**What to produce:**
Omit every picture and output the rest of the records exactly as they are.

>> start

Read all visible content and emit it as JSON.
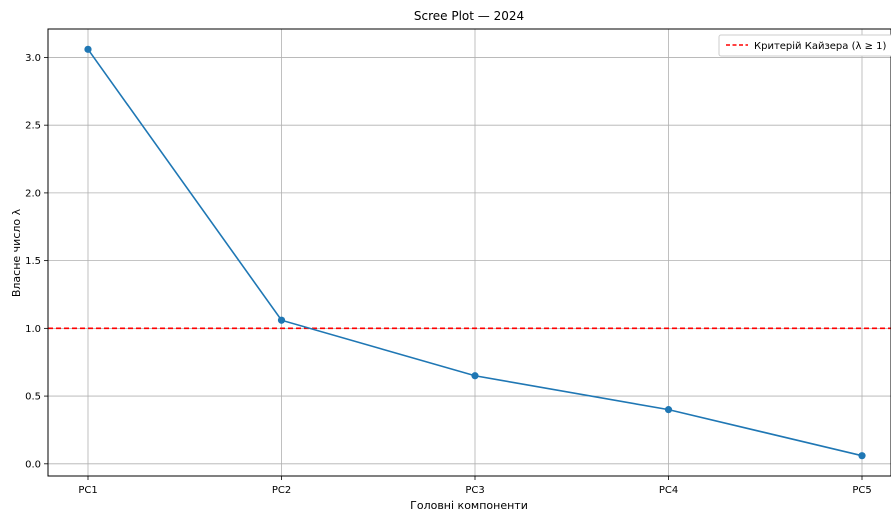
{
  "chart_data": {
    "type": "line",
    "title": "Scree Plot — 2024",
    "xlabel": "Головні компоненти",
    "ylabel": "Власне число λ",
    "categories": [
      "PC1",
      "PC2",
      "PC3",
      "PC4",
      "PC5"
    ],
    "series": [
      {
        "values": [
          3.06,
          1.06,
          0.65,
          0.4,
          0.06
        ],
        "color": "#1f77b4",
        "marker": "circle"
      }
    ],
    "reference_line": {
      "y": 1.0,
      "label": "Критерій Кайзера (λ ≥ 1)",
      "color": "#ff0000",
      "style": "dashed"
    },
    "yticks": [
      0.0,
      0.5,
      1.0,
      1.5,
      2.0,
      2.5,
      3.0
    ],
    "ytick_labels": [
      "0.0",
      "0.5",
      "1.0",
      "1.5",
      "2.0",
      "2.5",
      "3.0"
    ],
    "ylim": [
      -0.09,
      3.21
    ],
    "grid": true,
    "legend_position": "top-right"
  }
}
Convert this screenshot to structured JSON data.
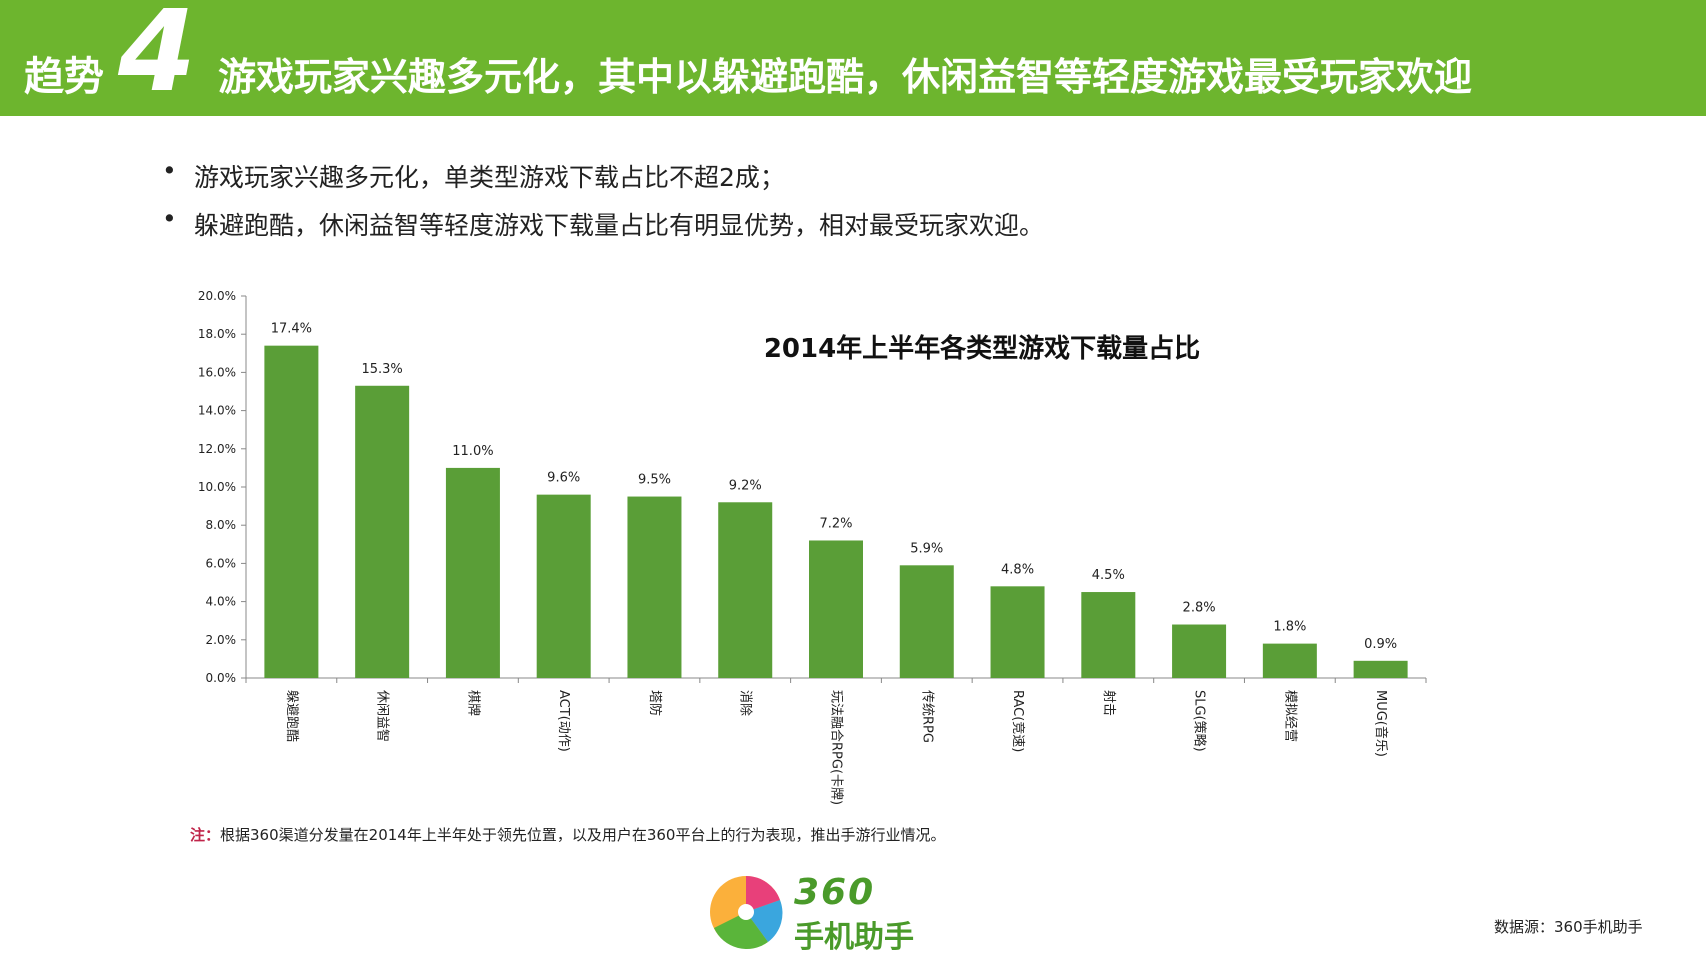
{
  "header": {
    "label": "趋势",
    "number": "4",
    "title": "游戏玩家兴趣多元化，其中以躲避跑酷，休闲益智等轻度游戏最受玩家欢迎"
  },
  "bullets": [
    "游戏玩家兴趣多元化，单类型游戏下载占比不超2成；",
    "躲避跑酷，休闲益智等轻度游戏下载量占比有明显优势，相对最受玩家欢迎。"
  ],
  "chart_data": {
    "type": "bar",
    "title": "2014年上半年各类型游戏下载量占比",
    "categories": [
      "躲避跑酷",
      "休闲益智",
      "棋牌",
      "ACT(动作)",
      "塔防",
      "消除",
      "玩法融合RPG(卡牌)",
      "传统RPG",
      "RAC(竞速)",
      "射击",
      "SLG(策略)",
      "模拟经营",
      "MUG(音乐)"
    ],
    "values": [
      17.4,
      15.3,
      11.0,
      9.6,
      9.5,
      9.2,
      7.2,
      5.9,
      4.8,
      4.5,
      2.8,
      1.8,
      0.9
    ],
    "value_labels": [
      "17.4%",
      "15.3%",
      "11.0%",
      "9.6%",
      "9.5%",
      "9.2%",
      "7.2%",
      "5.9%",
      "4.8%",
      "4.5%",
      "2.8%",
      "1.8%",
      "0.9%"
    ],
    "yticks": [
      "0.0%",
      "2.0%",
      "4.0%",
      "6.0%",
      "8.0%",
      "10.0%",
      "12.0%",
      "14.0%",
      "16.0%",
      "18.0%",
      "20.0%"
    ],
    "ylim": [
      0,
      20
    ],
    "xlabel": "",
    "ylabel": "",
    "bar_color": "#5a9e37",
    "grid": false,
    "legend": "none"
  },
  "note": {
    "prefix": "注：",
    "text": "根据360渠道分发量在2014年上半年处于领先位置，以及用户在360平台上的行为表现，推出手游行业情况。"
  },
  "brand": {
    "number": "360",
    "name": "手机助手"
  },
  "source": "数据源：360手机助手",
  "colors": {
    "header": "#6db52e",
    "bar": "#5a9e37",
    "note_highlight": "#c0254a"
  }
}
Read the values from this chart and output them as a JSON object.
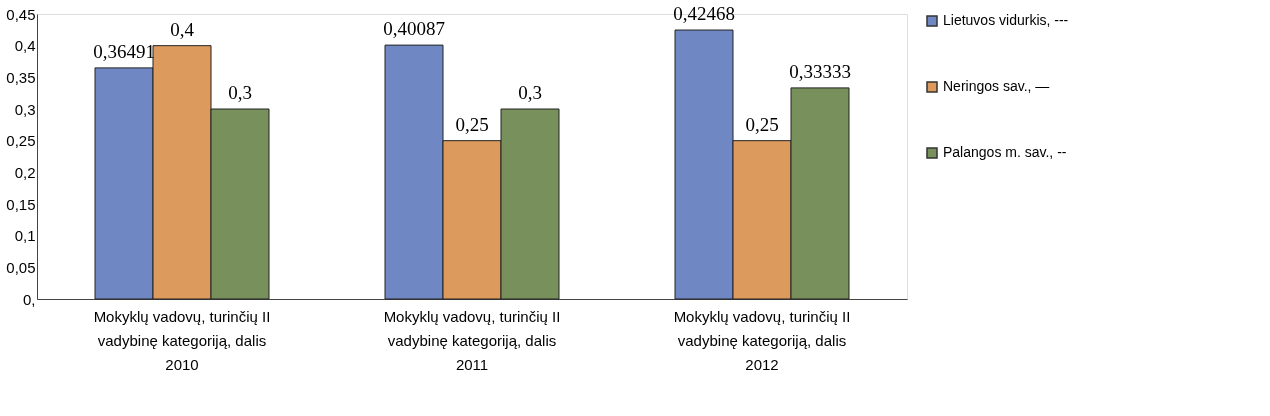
{
  "chart_data": {
    "type": "bar",
    "categories": [
      "Mokyklų vadovų, turinčių II\nvadybinę kategoriją, dalis\n2010",
      "Mokyklų vadovų, turinčių II\nvadybinę kategoriją, dalis\n2011",
      "Mokyklų vadovų, turinčių II\nvadybinę kategoriją, dalis\n2012"
    ],
    "series": [
      {
        "name": "Lietuvos vidurkis, ---",
        "color": "#6f88c4",
        "values": [
          0.36491,
          0.40087,
          0.42468
        ],
        "value_labels": [
          "0,36491",
          "0,40087",
          "0,42468"
        ]
      },
      {
        "name": "Neringos sav., —",
        "color": "#dc9a5c",
        "values": [
          0.4,
          0.25,
          0.25
        ],
        "value_labels": [
          "0,4",
          "0,25",
          "0,25"
        ]
      },
      {
        "name": "Palangos m. sav., --",
        "color": "#77905c",
        "values": [
          0.3,
          0.3,
          0.33333
        ],
        "value_labels": [
          "0,3",
          "0,3",
          "0,33333"
        ]
      }
    ],
    "ylim": [
      0,
      0.45
    ],
    "yticks": [
      {
        "value": 0,
        "label": "0,"
      },
      {
        "value": 0.05,
        "label": "0,05"
      },
      {
        "value": 0.1,
        "label": "0,1"
      },
      {
        "value": 0.15,
        "label": "0,15"
      },
      {
        "value": 0.2,
        "label": "0,2"
      },
      {
        "value": 0.25,
        "label": "0,25"
      },
      {
        "value": 0.3,
        "label": "0,3"
      },
      {
        "value": 0.35,
        "label": "0,35"
      },
      {
        "value": 0.4,
        "label": "0,4"
      },
      {
        "value": 0.45,
        "label": "0,45"
      }
    ],
    "grid": false,
    "legend": "right"
  }
}
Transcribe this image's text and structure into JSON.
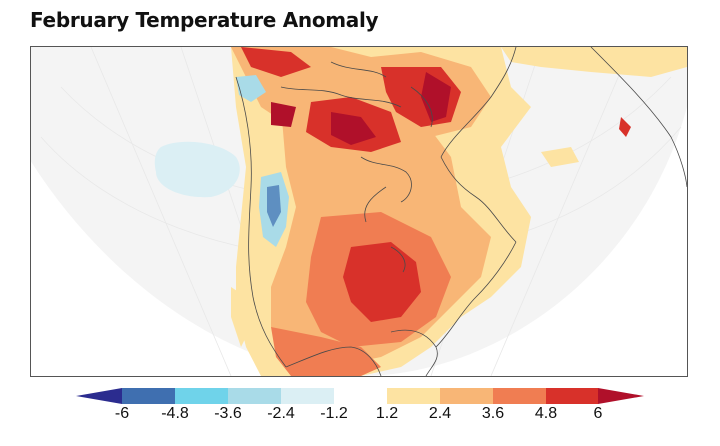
{
  "title": "February Temperature Anomaly",
  "colorbar": {
    "ticks": [
      "-6",
      "-4.8",
      "-3.6",
      "-2.4",
      "-1.2",
      "1.2",
      "2.4",
      "3.6",
      "4.8",
      "6"
    ],
    "low_extend_color": "#2b2c8f",
    "high_extend_color": "#b0102a",
    "bin_colors": [
      "#3f6fb0",
      "#6fd3ea",
      "#a9dbe8",
      "#dbeff4",
      "#ffffff",
      "#fde3a2",
      "#f8b676",
      "#f07d52",
      "#d8312a"
    ]
  },
  "map": {
    "projection": "polar-conic",
    "region": "North America",
    "ocean_color": "#f4f4f4",
    "coastline_color": "#4a4a4a"
  }
}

>> end

**Response for this exercise:**
Read all visible content and emit it as JSON.
{
  "chart_data": {
    "type": "line",
    "title": "Scree Plot — 2024",
    "xlabel": "Головні компоненти",
    "ylabel": "Власне число λ",
    "categories": [
      "PC1",
      "PC2",
      "PC3",
      "PC4",
      "PC5"
    ],
    "series": [
      {
        "values": [
          3.06,
          1.06,
          0.65,
          0.4,
          0.06
        ],
        "color": "#1f77b4",
        "marker": "circle"
      }
    ],
    "reference_line": {
      "y": 1.0,
      "label": "Критерій Кайзера (λ ≥ 1)",
      "color": "#ff0000",
      "style": "dashed"
    },
    "yticks": [
      0.0,
      0.5,
      1.0,
      1.5,
      2.0,
      2.5,
      3.0
    ],
    "ytick_labels": [
      "0.0",
      "0.5",
      "1.0",
      "1.5",
      "2.0",
      "2.5",
      "3.0"
    ],
    "ylim": [
      -0.09,
      3.21
    ],
    "grid": true,
    "legend_position": "top-right"
  }
}
Convert this screenshot to structured JSON data.
{
  "header": {
    "label": "趋势",
    "number": "4",
    "title": "游戏玩家兴趣多元化，其中以躲避跑酷，休闲益智等轻度游戏最受玩家欢迎"
  },
  "bullets": [
    "游戏玩家兴趣多元化，单类型游戏下载占比不超2成；",
    "躲避跑酷，休闲益智等轻度游戏下载量占比有明显优势，相对最受玩家欢迎。"
  ],
  "chart_data": {
    "type": "bar",
    "title": "2014年上半年各类型游戏下载量占比",
    "categories": [
      "躲避跑酷",
      "休闲益智",
      "棋牌",
      "ACT(动作)",
      "塔防",
      "消除",
      "玩法融合RPG(卡牌)",
      "传统RPG",
      "RAC(竞速)",
      "射击",
      "SLG(策略)",
      "模拟经营",
      "MUG(音乐)"
    ],
    "values": [
      17.4,
      15.3,
      11.0,
      9.6,
      9.5,
      9.2,
      7.2,
      5.9,
      4.8,
      4.5,
      2.8,
      1.8,
      0.9
    ],
    "value_labels": [
      "17.4%",
      "15.3%",
      "11.0%",
      "9.6%",
      "9.5%",
      "9.2%",
      "7.2%",
      "5.9%",
      "4.8%",
      "4.5%",
      "2.8%",
      "1.8%",
      "0.9%"
    ],
    "yticks": [
      "0.0%",
      "2.0%",
      "4.0%",
      "6.0%",
      "8.0%",
      "10.0%",
      "12.0%",
      "14.0%",
      "16.0%",
      "18.0%",
      "20.0%"
    ],
    "ylim": [
      0,
      20
    ],
    "xlabel": "",
    "ylabel": "",
    "bar_color": "#5a9e37",
    "grid": false,
    "legend": "none"
  },
  "note": {
    "prefix": "注：",
    "text": "根据360渠道分发量在2014年上半年处于领先位置，以及用户在360平台上的行为表现，推出手游行业情况。"
  },
  "brand": {
    "number": "360",
    "name": "手机助手"
  },
  "source": "数据源：360手机助手",
  "colors": {
    "header": "#6db52e",
    "bar": "#5a9e37",
    "note_highlight": "#c0254a"
  }
}
Read the values from this chart and output them as a JSON object.
{
  "chart_data": {
    "type": "bar",
    "categories": [
      "Mokyklų vadovų, turinčių II\nvadybinę kategoriją, dalis\n2010",
      "Mokyklų vadovų, turinčių II\nvadybinę kategoriją, dalis\n2011",
      "Mokyklų vadovų, turinčių II\nvadybinę kategoriją, dalis\n2012"
    ],
    "series": [
      {
        "name": "Lietuvos vidurkis, ---",
        "color": "#6f88c4",
        "values": [
          0.36491,
          0.40087,
          0.42468
        ],
        "value_labels": [
          "0,36491",
          "0,40087",
          "0,42468"
        ]
      },
      {
        "name": "Neringos sav., —",
        "color": "#dc9a5c",
        "values": [
          0.4,
          0.25,
          0.25
        ],
        "value_labels": [
          "0,4",
          "0,25",
          "0,25"
        ]
      },
      {
        "name": "Palangos m. sav., --",
        "color": "#77905c",
        "values": [
          0.3,
          0.3,
          0.33333
        ],
        "value_labels": [
          "0,3",
          "0,3",
          "0,33333"
        ]
      }
    ],
    "ylim": [
      0,
      0.45
    ],
    "yticks": [
      {
        "value": 0,
        "label": "0,"
      },
      {
        "value": 0.05,
        "label": "0,05"
      },
      {
        "value": 0.1,
        "label": "0,1"
      },
      {
        "value": 0.15,
        "label": "0,15"
      },
      {
        "value": 0.2,
        "label": "0,2"
      },
      {
        "value": 0.25,
        "label": "0,25"
      },
      {
        "value": 0.3,
        "label": "0,3"
      },
      {
        "value": 0.35,
        "label": "0,35"
      },
      {
        "value": 0.4,
        "label": "0,4"
      },
      {
        "value": 0.45,
        "label": "0,45"
      }
    ],
    "grid": false,
    "legend": "right"
  }
}
Transcribe this image's text and structure into JSON.
{
  "title": "February Temperature Anomaly",
  "colorbar": {
    "ticks": [
      "-6",
      "-4.8",
      "-3.6",
      "-2.4",
      "-1.2",
      "1.2",
      "2.4",
      "3.6",
      "4.8",
      "6"
    ],
    "low_extend_color": "#2b2c8f",
    "high_extend_color": "#b0102a",
    "bin_colors": [
      "#3f6fb0",
      "#6fd3ea",
      "#a9dbe8",
      "#dbeff4",
      "#ffffff",
      "#fde3a2",
      "#f8b676",
      "#f07d52",
      "#d8312a"
    ]
  },
  "map": {
    "projection": "polar-conic",
    "region": "North America",
    "ocean_color": "#f4f4f4",
    "coastline_color": "#4a4a4a"
  }
}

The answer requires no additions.